• Task prompt: Bring together copies of the lines in the data below that contain the word "banner".

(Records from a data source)

========================================

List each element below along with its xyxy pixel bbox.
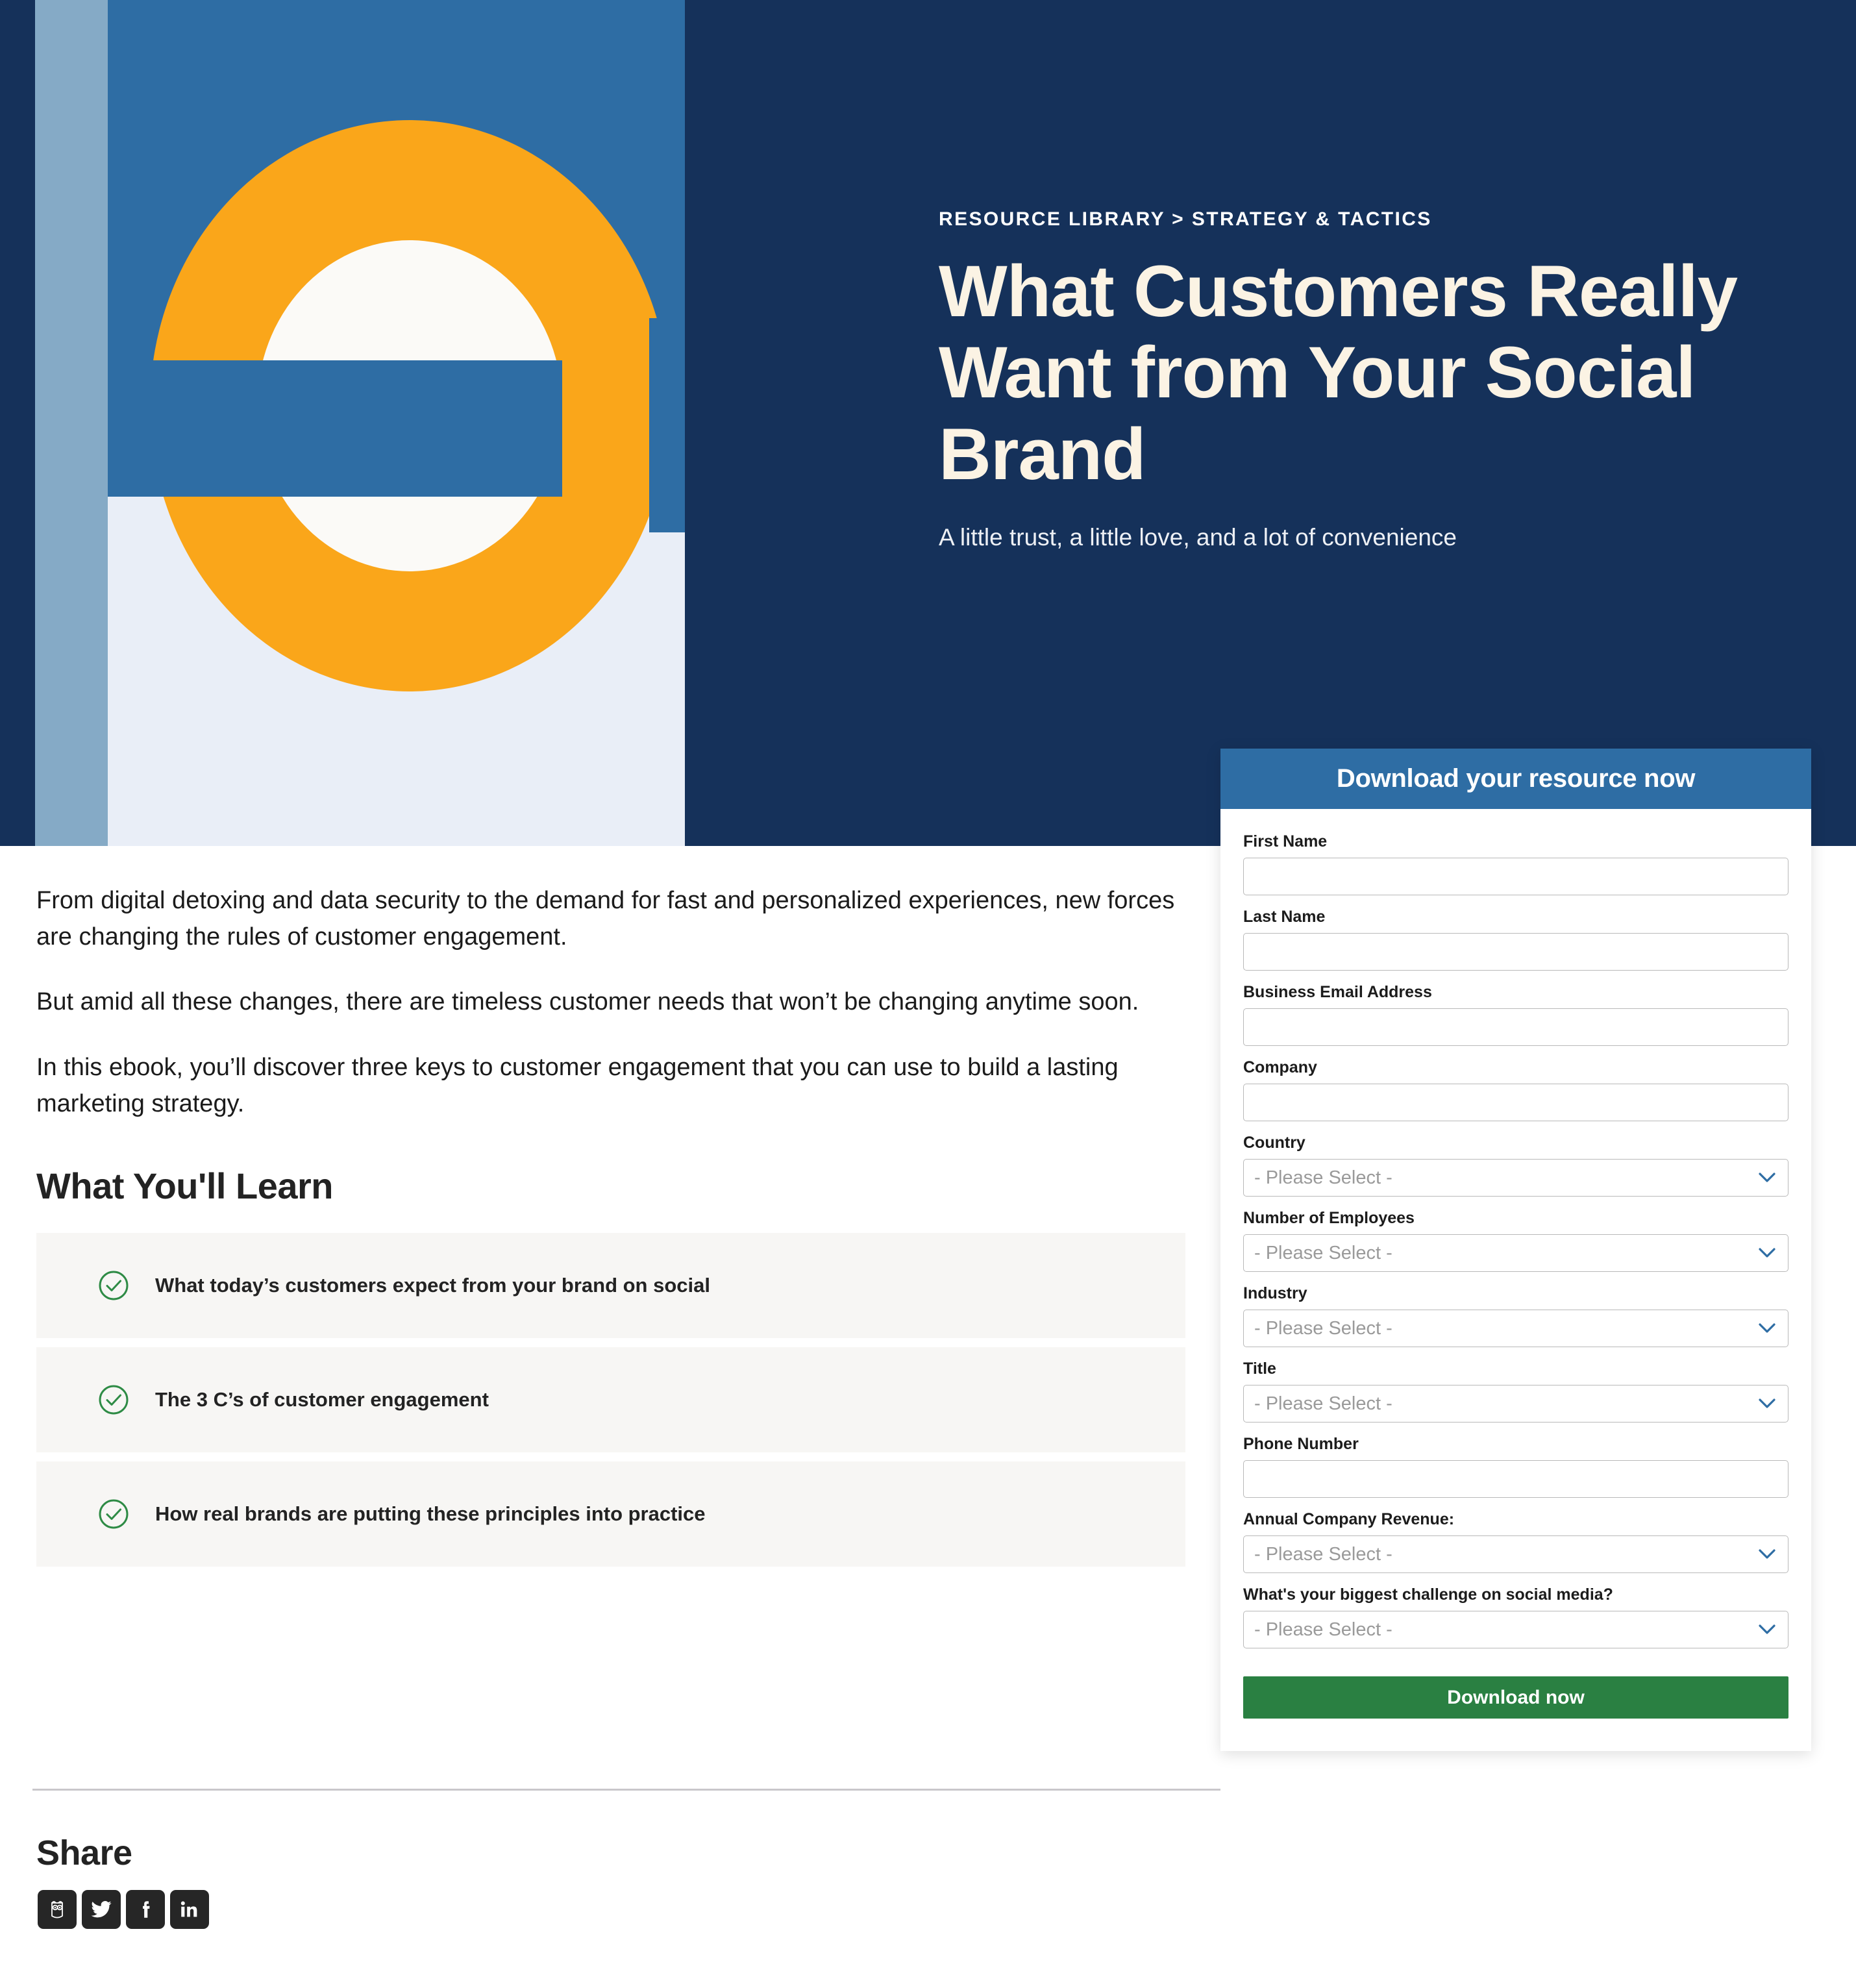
list-item-label: How real brands are putting these princi… <box>155 1502 706 1526</box>
section-divider <box>32 1789 1220 1791</box>
illustration-right-blue-block <box>649 318 685 532</box>
number-of-employees-select[interactable]: - Please Select - <box>1243 1234 1788 1272</box>
field-annual-revenue: Annual Company Revenue: - Please Select … <box>1243 1510 1788 1573</box>
form-body: First Name Last Name Business Email Addr… <box>1220 809 1811 1751</box>
download-now-button[interactable]: Download now <box>1243 1676 1788 1719</box>
list-item: How real brands are putting these princi… <box>36 1461 1185 1567</box>
field-label: Business Email Address <box>1243 983 1432 1001</box>
country-select[interactable]: - Please Select - <box>1243 1159 1788 1197</box>
intro-paragraph-3: In this ebook, you’ll discover three key… <box>36 1053 1119 1117</box>
linkedin-icon[interactable] <box>170 1890 209 1929</box>
landing-page: RESOURCE LIBRARY > STRATEGY & TACTICS Wh… <box>0 0 1856 1988</box>
form-header-title: Download your resource now <box>1336 764 1696 793</box>
title-select-wrap: - Please Select - <box>1243 1385 1788 1423</box>
page-subtitle: A little trust, a little love, and a lot… <box>939 524 1457 551</box>
field-label: What's your biggest challenge on social … <box>1243 1585 1613 1604</box>
ebook-cover-illustration <box>0 0 685 846</box>
hero-section: RESOURCE LIBRARY > STRATEGY & TACTICS Wh… <box>0 0 1856 846</box>
first-name-input[interactable] <box>1243 858 1788 895</box>
industry-select[interactable]: - Please Select - <box>1243 1310 1788 1347</box>
learn-list: What today’s customers expect from your … <box>36 1233 1185 1567</box>
breadcrumb[interactable]: RESOURCE LIBRARY > STRATEGY & TACTICS <box>939 208 1750 231</box>
business-email-input[interactable] <box>1243 1008 1788 1046</box>
annual-company-revenue-select[interactable]: - Please Select - <box>1243 1535 1788 1573</box>
employees-select-wrap: - Please Select - <box>1243 1234 1788 1272</box>
check-circle-icon <box>98 1270 129 1301</box>
field-label: Title <box>1243 1360 1276 1378</box>
list-item: The 3 C’s of customer engagement <box>36 1347 1185 1453</box>
field-business-email: Business Email Address <box>1243 983 1788 1046</box>
facebook-icon[interactable] <box>126 1890 165 1929</box>
revenue-select-wrap: - Please Select - <box>1243 1535 1788 1573</box>
field-country: Country - Please Select - <box>1243 1134 1788 1197</box>
challenge-select-wrap: - Please Select - <box>1243 1611 1788 1648</box>
list-item-label: What today’s customers expect from your … <box>155 1274 710 1297</box>
check-circle-icon <box>98 1498 129 1530</box>
list-item-label: The 3 C’s of customer engagement <box>155 1388 489 1411</box>
field-label: Company <box>1243 1058 1317 1076</box>
field-title: Title - Please Select - <box>1243 1360 1788 1423</box>
country-select-wrap: - Please Select - <box>1243 1159 1788 1197</box>
illustration-light-bar <box>35 0 108 846</box>
share-heading: Share <box>36 1833 132 1872</box>
field-label: Industry <box>1243 1284 1307 1302</box>
intro-paragraph-2: But amid all these changes, there are ti… <box>36 988 1139 1016</box>
intro-paragraph-1: From digital detoxing and data security … <box>36 887 1175 951</box>
twitter-icon[interactable] <box>82 1890 121 1929</box>
field-label: First Name <box>1243 832 1328 851</box>
industry-select-wrap: - Please Select - <box>1243 1310 1788 1347</box>
field-company: Company <box>1243 1058 1788 1121</box>
field-label: Country <box>1243 1134 1305 1152</box>
hero-text-block: RESOURCE LIBRARY > STRATEGY & TACTICS Wh… <box>939 208 1750 553</box>
field-industry: Industry - Please Select - <box>1243 1284 1788 1347</box>
page-title: What Customers Really Want from Your Soc… <box>939 251 1738 495</box>
field-number-of-employees: Number of Employees - Please Select - <box>1243 1209 1788 1272</box>
share-icon-row <box>38 1890 209 1929</box>
last-name-input[interactable] <box>1243 933 1788 971</box>
check-circle-icon <box>98 1384 129 1415</box>
what-youll-learn-heading: What You'll Learn <box>36 1165 334 1207</box>
field-label: Phone Number <box>1243 1435 1359 1453</box>
field-phone-number: Phone Number <box>1243 1435 1788 1498</box>
body-column: From digital detoxing and data security … <box>36 882 1185 1576</box>
social-media-challenge-select[interactable]: - Please Select - <box>1243 1611 1788 1648</box>
field-first-name: First Name <box>1243 832 1788 895</box>
title-select[interactable]: - Please Select - <box>1243 1385 1788 1423</box>
field-label: Annual Company Revenue: <box>1243 1510 1455 1528</box>
download-form-card: Download your resource now First Name La… <box>1220 749 1811 1751</box>
form-header: Download your resource now <box>1220 749 1811 809</box>
hootsuite-owl-icon[interactable] <box>38 1890 77 1929</box>
field-label: Number of Employees <box>1243 1209 1415 1227</box>
field-label: Last Name <box>1243 908 1326 926</box>
field-last-name: Last Name <box>1243 908 1788 971</box>
illustration-blue-arrow <box>108 360 562 497</box>
phone-number-input[interactable] <box>1243 1460 1788 1498</box>
field-social-challenge: What's your biggest challenge on social … <box>1243 1585 1788 1648</box>
list-item: What today’s customers expect from your … <box>36 1233 1185 1339</box>
company-input[interactable] <box>1243 1084 1788 1121</box>
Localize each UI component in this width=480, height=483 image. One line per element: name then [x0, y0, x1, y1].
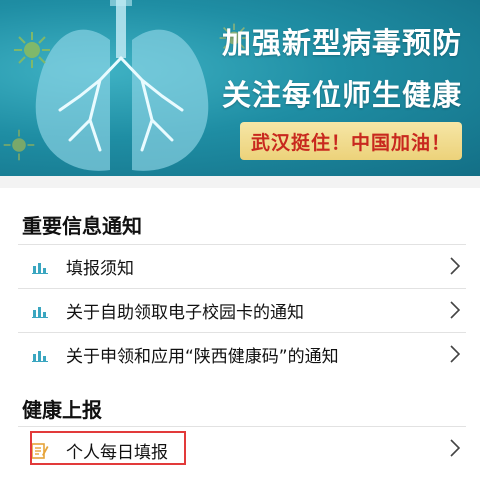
health-section-title: 健康上报 [22, 398, 102, 422]
virus-icon [3, 129, 35, 161]
notice-item[interactable]: 关于申领和应用“陕西健康码”的通知 [18, 332, 466, 376]
chevron-right-icon [450, 257, 461, 279]
notice-item[interactable]: 关于自助领取电子校园卡的通知 [18, 288, 466, 332]
bar-chart-icon [18, 260, 54, 274]
banner: 加强新型病毒预防 关注每位师生健康 武汉挺住！中国加油！ [0, 0, 480, 176]
banner-headline-2: 关注每位师生健康 [221, 78, 462, 112]
section-gap [0, 176, 480, 188]
notice-item-label: 关于自助领取电子校园卡的通知 [66, 303, 304, 323]
chevron-right-icon [450, 345, 461, 367]
notice-item-label: 填报须知 [66, 259, 134, 279]
highlight-box [30, 431, 186, 465]
bar-chart-icon [18, 304, 54, 318]
banner-headline-1: 加强新型病毒预防 [221, 26, 462, 60]
notices-section-title: 重要信息通知 [22, 214, 142, 238]
chevron-right-icon [450, 301, 461, 323]
notice-item[interactable]: 填报须知 [18, 244, 466, 288]
chevron-right-icon [450, 439, 461, 461]
bar-chart-icon [18, 348, 54, 362]
virus-icon [14, 32, 50, 68]
banner-slogan: 武汉挺住！中国加油！ [240, 122, 462, 160]
notice-item-label: 关于申领和应用“陕西健康码”的通知 [66, 347, 339, 367]
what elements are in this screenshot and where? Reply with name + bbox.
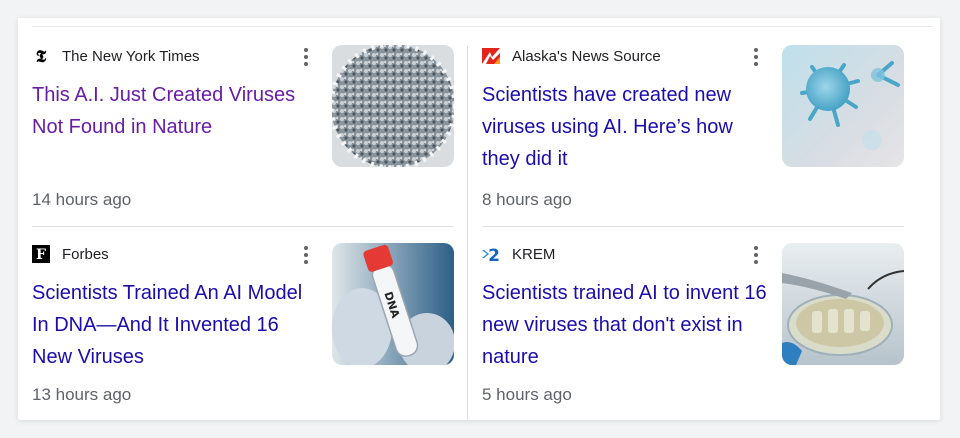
more-options-icon[interactable]: [747, 245, 765, 265]
krem-logo-icon: 2: [482, 245, 500, 263]
source-row: 2 KREM: [482, 243, 555, 265]
source-name: The New York Times: [62, 47, 200, 65]
news-article-forbes[interactable]: F Forbes Scientists Trained An AI Model …: [32, 243, 454, 420]
column-divider: [467, 46, 468, 420]
source-row: 𝕿 The New York Times: [32, 45, 200, 67]
virus-closeup-image[interactable]: [332, 45, 454, 167]
source-name: Forbes: [62, 245, 109, 263]
top-divider: [32, 26, 932, 27]
headline-link[interactable]: Scientists trained AI to invent 16 new v…: [482, 277, 767, 373]
top-stories-card: 𝕿 The New York Times This A.I. Just Crea…: [18, 18, 940, 420]
more-options-icon[interactable]: [747, 47, 765, 67]
blue-virus-image[interactable]: [782, 45, 904, 167]
headline-link[interactable]: Scientists Trained An AI Model In DNA—An…: [32, 277, 322, 373]
news-article-nyt[interactable]: 𝕿 The New York Times This A.I. Just Crea…: [32, 45, 454, 225]
row-divider-right: [482, 226, 904, 227]
source-row: F Forbes: [32, 243, 109, 265]
row-divider-left: [32, 226, 454, 227]
source-name: KREM: [512, 245, 556, 263]
timestamp: 13 hours ago: [32, 385, 132, 404]
petri-dish-image[interactable]: [782, 243, 904, 365]
news-article-krem[interactable]: 2 KREM Scientists trained AI to invent 1…: [482, 243, 904, 420]
timestamp: 8 hours ago: [482, 190, 572, 209]
timestamp: 14 hours ago: [32, 190, 132, 209]
svg-text:2: 2: [488, 246, 500, 263]
source-row: Alaska's News Source: [482, 45, 661, 67]
timestamp: 5 hours ago: [482, 385, 572, 404]
more-options-icon[interactable]: [297, 245, 315, 265]
svg-text:𝕿: 𝕿: [36, 47, 47, 65]
forbes-logo-icon: F: [32, 245, 50, 263]
more-options-icon[interactable]: [297, 47, 315, 67]
news-article-alaska[interactable]: Alaska's News Source Scientists have cre…: [482, 45, 904, 225]
headline-link[interactable]: This A.I. Just Created Viruses Not Found…: [32, 79, 322, 143]
dna-tube-image[interactable]: DNA: [332, 243, 454, 365]
nyt-logo-icon: 𝕿: [32, 47, 50, 65]
svg-text:F: F: [36, 247, 46, 263]
source-name: Alaska's News Source: [512, 47, 661, 65]
alaskas-news-source-logo-icon: [482, 47, 500, 65]
headline-link[interactable]: Scientists have created new viruses usin…: [482, 79, 767, 175]
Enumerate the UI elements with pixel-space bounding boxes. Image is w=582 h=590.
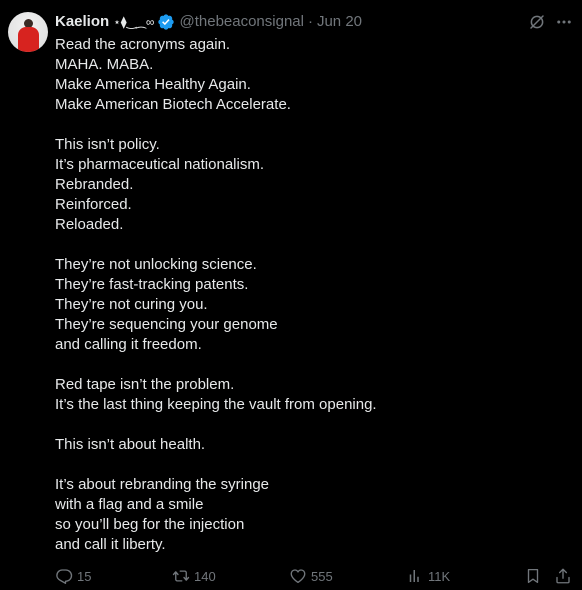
views-button[interactable]: 11K xyxy=(406,566,450,586)
author-name-decoration: ⋆⧫‿⁔∞ xyxy=(113,15,155,29)
tweet-line: Make America Healthy Again. xyxy=(55,76,251,93)
tweet-line: with a flag and a smile xyxy=(55,496,204,513)
tweet-line: This isn’t about health. xyxy=(55,436,206,453)
tweet-line: This isn’t policy. xyxy=(55,136,160,153)
bookmark-button[interactable] xyxy=(524,566,546,586)
tweet-line: They’re fast-tracking patents. xyxy=(55,276,249,293)
tweet-date[interactable]: Jun 20 xyxy=(317,12,362,32)
tweet-actions: 15 140 555 11K xyxy=(0,566,582,588)
avatar-figure-body xyxy=(18,27,39,52)
tweet-header: Kaelion ⋆⧫‿⁔∞ @thebeaconsignal · Jun 20 xyxy=(55,12,362,32)
tweet-line: They’re sequencing your genome xyxy=(55,316,278,333)
tweet-line: Reloaded. xyxy=(55,216,124,233)
tweet-line: MAHA. MABA. xyxy=(55,56,154,73)
tweet-line: It’s about rebranding the syringe xyxy=(55,476,270,493)
reply-button[interactable]: 15 xyxy=(55,566,91,586)
tweet-line: They’re not curing you. xyxy=(55,296,208,313)
tweet-line: They’re not unlocking science. xyxy=(55,256,257,273)
author-handle[interactable]: @thebeaconsignal xyxy=(179,12,303,32)
tweet-line: Red tape isn’t the problem. xyxy=(55,376,235,393)
avatar[interactable] xyxy=(8,12,48,52)
repost-button[interactable]: 140 xyxy=(172,566,216,586)
tweet-text: Read the acronyms again. MAHA. MABA. Make … xyxy=(55,35,565,555)
tweet-line: It’s the last thing keeping the vault fr… xyxy=(55,396,377,413)
share-button[interactable] xyxy=(554,566,576,586)
share-icon xyxy=(556,568,570,584)
like-count: 555 xyxy=(311,568,333,584)
tweet-line: so you’ll beg for the injection xyxy=(55,516,245,533)
views-icon xyxy=(409,570,419,582)
reply-count: 15 xyxy=(77,568,92,584)
more-icon[interactable] xyxy=(555,13,573,31)
author-name[interactable]: Kaelion xyxy=(55,12,109,32)
like-button[interactable]: 555 xyxy=(289,566,333,586)
reply-icon xyxy=(56,569,73,585)
verified-badge-icon xyxy=(158,14,175,30)
tweet-line: Make American Biotech Accelerate. xyxy=(55,96,291,113)
tweet-line: Reinforced. xyxy=(55,196,132,213)
tweet-line: It’s pharmaceutical nationalism. xyxy=(55,156,264,173)
header-separator: · xyxy=(307,13,313,30)
repost-count: 140 xyxy=(194,568,216,584)
tweet-line: Rebranded. xyxy=(55,176,134,193)
tweet-line: Read the acronyms again. xyxy=(55,36,231,53)
tweet-line: and calling it freedom. xyxy=(55,336,202,353)
grok-icon[interactable] xyxy=(528,13,546,31)
bookmark-icon xyxy=(527,568,539,584)
views-count: 11K xyxy=(428,568,451,584)
tweet-line: and call it liberty. xyxy=(55,536,166,553)
repost-icon xyxy=(172,570,190,582)
heart-icon xyxy=(290,569,306,584)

========================================

• Your solution:
banner: 加强新型病毒预防 关注每位师生健康 武汉挺住！中国加油！ [0, 0, 480, 176]
banner-headline-2: 关注每位师生健康 [221, 78, 462, 112]
banner-headline-1: 加强新型病毒预防 [221, 26, 462, 60]
banner-slogan: 武汉挺住！中国加油！ [240, 122, 462, 160]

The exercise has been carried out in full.